For the copy, please give all of the data again exactly and leave the pictures out.

GIVEN DATA:
********************

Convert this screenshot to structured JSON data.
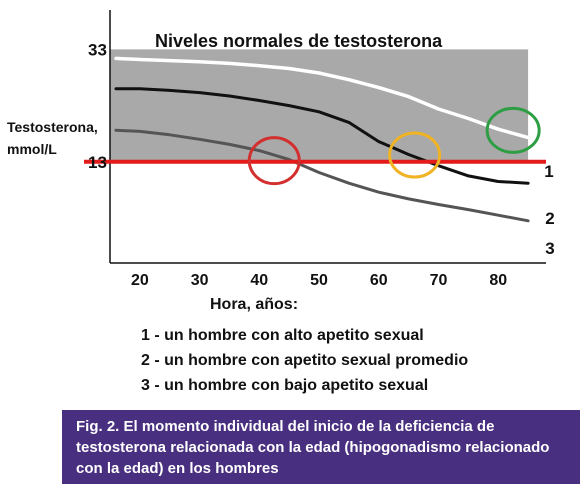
{
  "chart_data": {
    "type": "line",
    "title": "Niveles normales de testosterona",
    "ylabel_line1": "Testosterona,",
    "ylabel_line2": "mmol/L",
    "xlabel": "Hora, años:",
    "xlim": [
      15,
      88
    ],
    "ylim": [
      -5,
      40
    ],
    "x_ticks": [
      20,
      30,
      40,
      50,
      60,
      70,
      80
    ],
    "y_ticks": [
      33,
      13
    ],
    "normal_range": [
      13,
      33
    ],
    "threshold": 13,
    "series": [
      {
        "name": "1",
        "color": "#ffffff",
        "points": [
          [
            16,
            31.4
          ],
          [
            20,
            31.2
          ],
          [
            25,
            31
          ],
          [
            30,
            30.8
          ],
          [
            35,
            30.5
          ],
          [
            40,
            30.1
          ],
          [
            45,
            29.6
          ],
          [
            50,
            28.8
          ],
          [
            55,
            27.6
          ],
          [
            60,
            26.2
          ],
          [
            65,
            24.6
          ],
          [
            70,
            22.4
          ],
          [
            75,
            20.7
          ],
          [
            80,
            18.8
          ],
          [
            85,
            17.3
          ]
        ]
      },
      {
        "name": "2",
        "color": "#111111",
        "points": [
          [
            16,
            26
          ],
          [
            20,
            26
          ],
          [
            25,
            25.7
          ],
          [
            30,
            25.3
          ],
          [
            35,
            24.7
          ],
          [
            40,
            23.9
          ],
          [
            45,
            23
          ],
          [
            50,
            21.9
          ],
          [
            55,
            20
          ],
          [
            60,
            16.6
          ],
          [
            65,
            14.3
          ],
          [
            70,
            12.3
          ],
          [
            75,
            10.5
          ],
          [
            80,
            9.5
          ],
          [
            85,
            9.2
          ]
        ]
      },
      {
        "name": "3",
        "color": "#555555",
        "points": [
          [
            16,
            18.6
          ],
          [
            20,
            18.4
          ],
          [
            25,
            17.8
          ],
          [
            30,
            17
          ],
          [
            35,
            16.1
          ],
          [
            40,
            15
          ],
          [
            45,
            13.4
          ],
          [
            50,
            11.1
          ],
          [
            55,
            9.2
          ],
          [
            60,
            7.6
          ],
          [
            65,
            6.4
          ],
          [
            70,
            5.4
          ],
          [
            75,
            4.5
          ],
          [
            80,
            3.5
          ],
          [
            85,
            2.5
          ]
        ]
      }
    ],
    "highlight_circles": [
      {
        "x": 42.5,
        "y": 13.2,
        "color": "#d32f2f"
      },
      {
        "x": 66,
        "y": 14.2,
        "color": "#f0b323"
      },
      {
        "x": 82.5,
        "y": 18.6,
        "color": "#2e9e44",
        "label": "1"
      }
    ],
    "colors": {
      "threshold": "#e41b1b",
      "band": "#a9a9a9"
    }
  },
  "legend": [
    "1 - un hombre con alto apetito sexual",
    "2 - un hombre con apetito sexual promedio",
    "3 - un hombre con bajo apetito sexual"
  ],
  "caption": "Fig. 2. El momento individual del inicio de la deficiencia de testosterona relacionada con la edad (hipogonadismo relacionado con la edad) en los hombres"
}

********************

ANSWER TO THIS TASK:
Convert this screenshot to structured JSON data.
{
  "chart_data": {
    "type": "line",
    "title": "Niveles normales de testosterona",
    "ylabel_line1": "Testosterona,",
    "ylabel_line2": "mmol/L",
    "xlabel": "Hora, años:",
    "xlim": [
      15,
      88
    ],
    "ylim": [
      -5,
      40
    ],
    "x_ticks": [
      20,
      30,
      40,
      50,
      60,
      70,
      80
    ],
    "y_ticks": [
      33,
      13
    ],
    "normal_range": [
      13,
      33
    ],
    "threshold": 13,
    "series": [
      {
        "name": "1",
        "color": "#ffffff",
        "points": [
          [
            16,
            31.4
          ],
          [
            20,
            31.2
          ],
          [
            25,
            31
          ],
          [
            30,
            30.8
          ],
          [
            35,
            30.5
          ],
          [
            40,
            30.1
          ],
          [
            45,
            29.6
          ],
          [
            50,
            28.8
          ],
          [
            55,
            27.6
          ],
          [
            60,
            26.2
          ],
          [
            65,
            24.6
          ],
          [
            70,
            22.4
          ],
          [
            75,
            20.7
          ],
          [
            80,
            18.8
          ],
          [
            85,
            17.3
          ]
        ]
      },
      {
        "name": "2",
        "color": "#111111",
        "points": [
          [
            16,
            26
          ],
          [
            20,
            26
          ],
          [
            25,
            25.7
          ],
          [
            30,
            25.3
          ],
          [
            35,
            24.7
          ],
          [
            40,
            23.9
          ],
          [
            45,
            23
          ],
          [
            50,
            21.9
          ],
          [
            55,
            20
          ],
          [
            60,
            16.6
          ],
          [
            65,
            14.3
          ],
          [
            70,
            12.3
          ],
          [
            75,
            10.5
          ],
          [
            80,
            9.5
          ],
          [
            85,
            9.2
          ]
        ]
      },
      {
        "name": "3",
        "color": "#555555",
        "points": [
          [
            16,
            18.6
          ],
          [
            20,
            18.4
          ],
          [
            25,
            17.8
          ],
          [
            30,
            17
          ],
          [
            35,
            16.1
          ],
          [
            40,
            15
          ],
          [
            45,
            13.4
          ],
          [
            50,
            11.1
          ],
          [
            55,
            9.2
          ],
          [
            60,
            7.6
          ],
          [
            65,
            6.4
          ],
          [
            70,
            5.4
          ],
          [
            75,
            4.5
          ],
          [
            80,
            3.5
          ],
          [
            85,
            2.5
          ]
        ]
      }
    ],
    "highlight_circles": [
      {
        "x": 42.5,
        "y": 13.2,
        "color": "#d32f2f"
      },
      {
        "x": 66,
        "y": 14.2,
        "color": "#f0b323"
      },
      {
        "x": 82.5,
        "y": 18.6,
        "color": "#2e9e44",
        "label": "1"
      }
    ],
    "colors": {
      "threshold": "#e41b1b",
      "band": "#a9a9a9"
    }
  },
  "legend": [
    "1 - un hombre con alto apetito sexual",
    "2 - un hombre con apetito sexual promedio",
    "3 - un hombre con bajo apetito sexual"
  ],
  "caption": "Fig. 2. El momento individual del inicio de la deficiencia de testosterona relacionada con la edad (hipogonadismo relacionado con la edad) en los hombres"
}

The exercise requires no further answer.